— start —
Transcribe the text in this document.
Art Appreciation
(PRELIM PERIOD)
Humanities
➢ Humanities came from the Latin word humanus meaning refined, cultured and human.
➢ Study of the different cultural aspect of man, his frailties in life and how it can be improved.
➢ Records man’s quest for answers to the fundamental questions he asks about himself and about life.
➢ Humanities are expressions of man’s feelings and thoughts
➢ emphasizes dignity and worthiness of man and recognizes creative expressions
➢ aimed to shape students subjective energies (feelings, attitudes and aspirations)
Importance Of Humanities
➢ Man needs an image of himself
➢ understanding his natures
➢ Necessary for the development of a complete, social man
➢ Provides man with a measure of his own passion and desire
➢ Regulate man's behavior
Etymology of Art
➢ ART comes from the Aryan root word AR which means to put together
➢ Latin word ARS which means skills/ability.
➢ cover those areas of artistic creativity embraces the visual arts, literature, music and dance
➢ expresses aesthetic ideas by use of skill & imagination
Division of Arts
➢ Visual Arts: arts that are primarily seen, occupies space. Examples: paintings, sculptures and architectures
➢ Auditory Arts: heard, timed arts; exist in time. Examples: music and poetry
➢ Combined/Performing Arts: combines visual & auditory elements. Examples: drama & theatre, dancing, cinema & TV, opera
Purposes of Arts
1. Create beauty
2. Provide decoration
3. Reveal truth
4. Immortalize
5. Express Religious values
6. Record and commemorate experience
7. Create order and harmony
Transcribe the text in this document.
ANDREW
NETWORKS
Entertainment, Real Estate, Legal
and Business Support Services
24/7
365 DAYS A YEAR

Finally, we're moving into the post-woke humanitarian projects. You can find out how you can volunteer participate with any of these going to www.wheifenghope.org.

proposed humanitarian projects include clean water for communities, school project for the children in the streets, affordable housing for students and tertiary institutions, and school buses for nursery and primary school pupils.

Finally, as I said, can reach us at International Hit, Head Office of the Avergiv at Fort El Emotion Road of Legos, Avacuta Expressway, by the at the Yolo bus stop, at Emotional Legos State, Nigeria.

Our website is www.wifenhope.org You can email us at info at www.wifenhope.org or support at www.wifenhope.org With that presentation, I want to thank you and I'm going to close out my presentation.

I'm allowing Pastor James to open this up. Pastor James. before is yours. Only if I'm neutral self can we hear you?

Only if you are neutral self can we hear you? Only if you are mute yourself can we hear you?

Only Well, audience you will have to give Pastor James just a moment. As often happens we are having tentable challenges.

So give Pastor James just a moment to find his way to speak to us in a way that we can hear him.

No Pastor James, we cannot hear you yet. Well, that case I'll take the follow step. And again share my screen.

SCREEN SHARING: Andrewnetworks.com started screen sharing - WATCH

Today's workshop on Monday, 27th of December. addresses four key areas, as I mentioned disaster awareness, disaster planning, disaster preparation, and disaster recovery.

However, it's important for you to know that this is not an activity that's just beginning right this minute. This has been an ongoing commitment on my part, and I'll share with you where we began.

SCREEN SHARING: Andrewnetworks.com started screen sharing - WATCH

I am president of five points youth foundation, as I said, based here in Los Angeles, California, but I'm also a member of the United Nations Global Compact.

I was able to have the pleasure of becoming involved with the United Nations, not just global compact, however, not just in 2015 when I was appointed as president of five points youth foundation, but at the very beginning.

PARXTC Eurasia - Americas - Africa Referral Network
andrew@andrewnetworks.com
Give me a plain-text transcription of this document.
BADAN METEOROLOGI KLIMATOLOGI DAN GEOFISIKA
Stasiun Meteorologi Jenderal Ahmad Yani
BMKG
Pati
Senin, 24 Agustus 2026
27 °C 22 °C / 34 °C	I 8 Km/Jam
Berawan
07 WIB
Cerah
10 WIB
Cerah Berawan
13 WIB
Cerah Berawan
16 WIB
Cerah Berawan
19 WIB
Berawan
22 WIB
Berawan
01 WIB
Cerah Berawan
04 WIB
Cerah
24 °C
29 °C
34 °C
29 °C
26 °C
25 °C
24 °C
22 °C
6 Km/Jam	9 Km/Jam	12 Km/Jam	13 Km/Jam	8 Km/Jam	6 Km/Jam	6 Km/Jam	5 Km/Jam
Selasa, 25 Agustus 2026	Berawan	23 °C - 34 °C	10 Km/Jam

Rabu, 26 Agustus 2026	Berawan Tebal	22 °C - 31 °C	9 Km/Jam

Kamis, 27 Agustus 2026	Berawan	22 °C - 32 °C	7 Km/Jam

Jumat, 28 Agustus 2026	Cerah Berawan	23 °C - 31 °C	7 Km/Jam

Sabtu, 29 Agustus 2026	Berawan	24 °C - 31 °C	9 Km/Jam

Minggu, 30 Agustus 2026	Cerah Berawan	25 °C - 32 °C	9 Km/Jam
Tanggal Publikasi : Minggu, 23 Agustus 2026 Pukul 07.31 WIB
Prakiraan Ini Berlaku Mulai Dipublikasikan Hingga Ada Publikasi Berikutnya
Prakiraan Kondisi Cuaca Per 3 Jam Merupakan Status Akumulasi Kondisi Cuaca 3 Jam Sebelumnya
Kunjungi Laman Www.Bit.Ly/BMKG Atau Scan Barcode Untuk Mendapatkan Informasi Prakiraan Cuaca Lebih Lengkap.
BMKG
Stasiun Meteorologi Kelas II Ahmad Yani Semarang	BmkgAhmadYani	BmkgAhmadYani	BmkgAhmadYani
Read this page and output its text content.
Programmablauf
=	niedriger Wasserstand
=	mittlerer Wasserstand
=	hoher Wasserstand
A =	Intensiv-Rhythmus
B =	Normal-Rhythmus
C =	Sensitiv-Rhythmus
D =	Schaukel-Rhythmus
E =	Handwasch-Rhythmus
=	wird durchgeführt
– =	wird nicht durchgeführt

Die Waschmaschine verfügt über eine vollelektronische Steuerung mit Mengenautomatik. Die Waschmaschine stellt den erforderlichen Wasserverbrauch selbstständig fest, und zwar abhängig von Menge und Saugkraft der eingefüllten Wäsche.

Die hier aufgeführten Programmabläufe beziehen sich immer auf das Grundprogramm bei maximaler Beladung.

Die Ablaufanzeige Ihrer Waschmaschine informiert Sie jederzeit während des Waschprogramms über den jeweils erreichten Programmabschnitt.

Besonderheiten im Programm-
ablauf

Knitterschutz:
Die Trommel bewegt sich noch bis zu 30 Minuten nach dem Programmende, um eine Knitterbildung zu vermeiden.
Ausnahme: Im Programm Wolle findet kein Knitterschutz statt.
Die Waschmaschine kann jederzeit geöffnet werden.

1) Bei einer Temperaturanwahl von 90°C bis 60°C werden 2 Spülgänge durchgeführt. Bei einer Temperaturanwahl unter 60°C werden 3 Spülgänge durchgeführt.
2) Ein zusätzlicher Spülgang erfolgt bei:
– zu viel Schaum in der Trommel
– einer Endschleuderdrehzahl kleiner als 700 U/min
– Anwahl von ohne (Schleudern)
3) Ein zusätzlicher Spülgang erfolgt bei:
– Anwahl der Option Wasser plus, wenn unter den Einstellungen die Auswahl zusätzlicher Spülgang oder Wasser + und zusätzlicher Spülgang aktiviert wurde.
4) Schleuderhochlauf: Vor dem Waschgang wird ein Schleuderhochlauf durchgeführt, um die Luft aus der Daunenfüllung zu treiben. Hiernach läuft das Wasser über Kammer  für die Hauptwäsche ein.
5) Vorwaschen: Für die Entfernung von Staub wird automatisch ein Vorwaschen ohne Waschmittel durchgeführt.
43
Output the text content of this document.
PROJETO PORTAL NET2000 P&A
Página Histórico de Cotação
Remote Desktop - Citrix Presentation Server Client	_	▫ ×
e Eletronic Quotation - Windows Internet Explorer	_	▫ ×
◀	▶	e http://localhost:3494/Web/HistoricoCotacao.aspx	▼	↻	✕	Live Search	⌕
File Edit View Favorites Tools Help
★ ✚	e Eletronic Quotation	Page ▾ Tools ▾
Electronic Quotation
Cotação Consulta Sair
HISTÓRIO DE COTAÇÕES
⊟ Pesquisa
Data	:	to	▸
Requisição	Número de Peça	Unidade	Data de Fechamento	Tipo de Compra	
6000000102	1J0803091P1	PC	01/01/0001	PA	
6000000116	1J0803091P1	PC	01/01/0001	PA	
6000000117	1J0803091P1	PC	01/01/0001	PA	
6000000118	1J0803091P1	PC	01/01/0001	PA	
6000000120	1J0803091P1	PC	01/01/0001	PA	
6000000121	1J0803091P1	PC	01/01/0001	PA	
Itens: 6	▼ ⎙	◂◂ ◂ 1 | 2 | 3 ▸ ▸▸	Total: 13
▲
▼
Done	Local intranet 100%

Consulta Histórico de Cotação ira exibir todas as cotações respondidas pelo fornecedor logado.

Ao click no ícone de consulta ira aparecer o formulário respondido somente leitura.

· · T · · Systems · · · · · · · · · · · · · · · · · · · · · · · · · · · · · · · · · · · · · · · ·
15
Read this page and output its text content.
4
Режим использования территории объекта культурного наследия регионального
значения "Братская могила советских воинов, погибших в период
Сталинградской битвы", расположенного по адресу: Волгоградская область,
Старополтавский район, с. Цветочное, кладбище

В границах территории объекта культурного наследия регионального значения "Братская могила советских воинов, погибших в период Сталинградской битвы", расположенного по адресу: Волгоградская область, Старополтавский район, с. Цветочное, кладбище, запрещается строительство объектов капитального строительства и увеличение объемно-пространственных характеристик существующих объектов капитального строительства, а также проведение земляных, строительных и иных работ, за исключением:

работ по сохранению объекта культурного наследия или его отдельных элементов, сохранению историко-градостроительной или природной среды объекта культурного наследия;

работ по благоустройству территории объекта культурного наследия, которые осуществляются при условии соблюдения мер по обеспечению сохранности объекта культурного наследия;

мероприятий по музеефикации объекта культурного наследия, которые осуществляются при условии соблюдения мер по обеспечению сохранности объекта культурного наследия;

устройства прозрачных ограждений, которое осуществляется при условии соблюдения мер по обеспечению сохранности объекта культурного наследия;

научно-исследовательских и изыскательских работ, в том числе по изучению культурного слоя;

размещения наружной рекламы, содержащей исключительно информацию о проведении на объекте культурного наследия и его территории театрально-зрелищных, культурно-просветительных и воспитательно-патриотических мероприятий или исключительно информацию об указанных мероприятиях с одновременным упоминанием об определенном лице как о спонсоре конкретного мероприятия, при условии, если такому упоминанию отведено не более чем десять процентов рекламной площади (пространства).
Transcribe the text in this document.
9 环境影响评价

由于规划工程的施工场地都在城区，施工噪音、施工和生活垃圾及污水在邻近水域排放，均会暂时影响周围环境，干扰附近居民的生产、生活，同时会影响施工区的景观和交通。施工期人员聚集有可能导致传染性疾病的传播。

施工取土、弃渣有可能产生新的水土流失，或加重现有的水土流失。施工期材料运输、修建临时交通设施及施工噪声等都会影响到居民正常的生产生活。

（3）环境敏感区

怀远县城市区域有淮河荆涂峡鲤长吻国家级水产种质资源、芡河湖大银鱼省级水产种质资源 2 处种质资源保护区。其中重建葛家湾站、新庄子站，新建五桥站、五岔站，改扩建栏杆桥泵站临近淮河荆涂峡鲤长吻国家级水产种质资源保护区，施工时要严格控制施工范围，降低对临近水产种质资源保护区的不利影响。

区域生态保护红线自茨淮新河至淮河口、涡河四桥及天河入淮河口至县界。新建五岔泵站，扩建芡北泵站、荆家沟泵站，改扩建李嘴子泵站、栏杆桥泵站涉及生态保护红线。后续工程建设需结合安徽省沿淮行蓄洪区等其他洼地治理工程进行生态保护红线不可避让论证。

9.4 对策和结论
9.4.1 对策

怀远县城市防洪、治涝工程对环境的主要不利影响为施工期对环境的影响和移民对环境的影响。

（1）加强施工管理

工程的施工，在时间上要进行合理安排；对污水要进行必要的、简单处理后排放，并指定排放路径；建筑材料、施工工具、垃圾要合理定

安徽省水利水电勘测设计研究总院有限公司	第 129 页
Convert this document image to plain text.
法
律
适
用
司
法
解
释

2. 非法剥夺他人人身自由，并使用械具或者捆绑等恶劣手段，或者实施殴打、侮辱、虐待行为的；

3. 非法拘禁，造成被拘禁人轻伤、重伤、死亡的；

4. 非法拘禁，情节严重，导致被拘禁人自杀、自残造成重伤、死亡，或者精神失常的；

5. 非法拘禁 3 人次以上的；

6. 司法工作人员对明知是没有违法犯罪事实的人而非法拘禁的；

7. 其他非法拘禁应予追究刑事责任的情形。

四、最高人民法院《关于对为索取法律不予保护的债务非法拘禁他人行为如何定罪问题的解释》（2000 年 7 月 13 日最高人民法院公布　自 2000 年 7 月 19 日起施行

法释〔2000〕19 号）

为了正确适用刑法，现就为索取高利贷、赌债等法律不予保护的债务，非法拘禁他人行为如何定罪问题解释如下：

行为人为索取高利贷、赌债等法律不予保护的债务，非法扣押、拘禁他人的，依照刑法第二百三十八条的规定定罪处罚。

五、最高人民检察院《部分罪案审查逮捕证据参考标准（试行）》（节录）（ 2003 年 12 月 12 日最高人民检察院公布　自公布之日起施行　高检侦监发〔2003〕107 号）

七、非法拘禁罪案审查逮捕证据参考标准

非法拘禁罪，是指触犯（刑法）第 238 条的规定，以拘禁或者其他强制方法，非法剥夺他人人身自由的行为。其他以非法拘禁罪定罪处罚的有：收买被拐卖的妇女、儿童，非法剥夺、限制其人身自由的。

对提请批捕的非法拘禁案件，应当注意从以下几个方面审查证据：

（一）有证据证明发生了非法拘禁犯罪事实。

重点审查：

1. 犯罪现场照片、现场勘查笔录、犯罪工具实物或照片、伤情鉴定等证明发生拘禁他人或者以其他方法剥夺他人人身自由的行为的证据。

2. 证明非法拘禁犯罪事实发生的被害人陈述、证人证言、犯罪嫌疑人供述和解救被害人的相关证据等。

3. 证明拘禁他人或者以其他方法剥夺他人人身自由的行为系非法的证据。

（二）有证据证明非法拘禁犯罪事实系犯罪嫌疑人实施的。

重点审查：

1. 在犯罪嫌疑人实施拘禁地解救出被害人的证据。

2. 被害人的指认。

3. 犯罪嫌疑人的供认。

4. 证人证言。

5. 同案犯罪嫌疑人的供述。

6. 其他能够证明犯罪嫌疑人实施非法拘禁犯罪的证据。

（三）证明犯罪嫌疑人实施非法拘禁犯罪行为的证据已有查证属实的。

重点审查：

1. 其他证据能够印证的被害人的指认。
— end —
_Instructions for the task:_ Check each line of the material above for "Humanities" and say how many lines contain it, giving the number alone.

_Correct answer:_ 4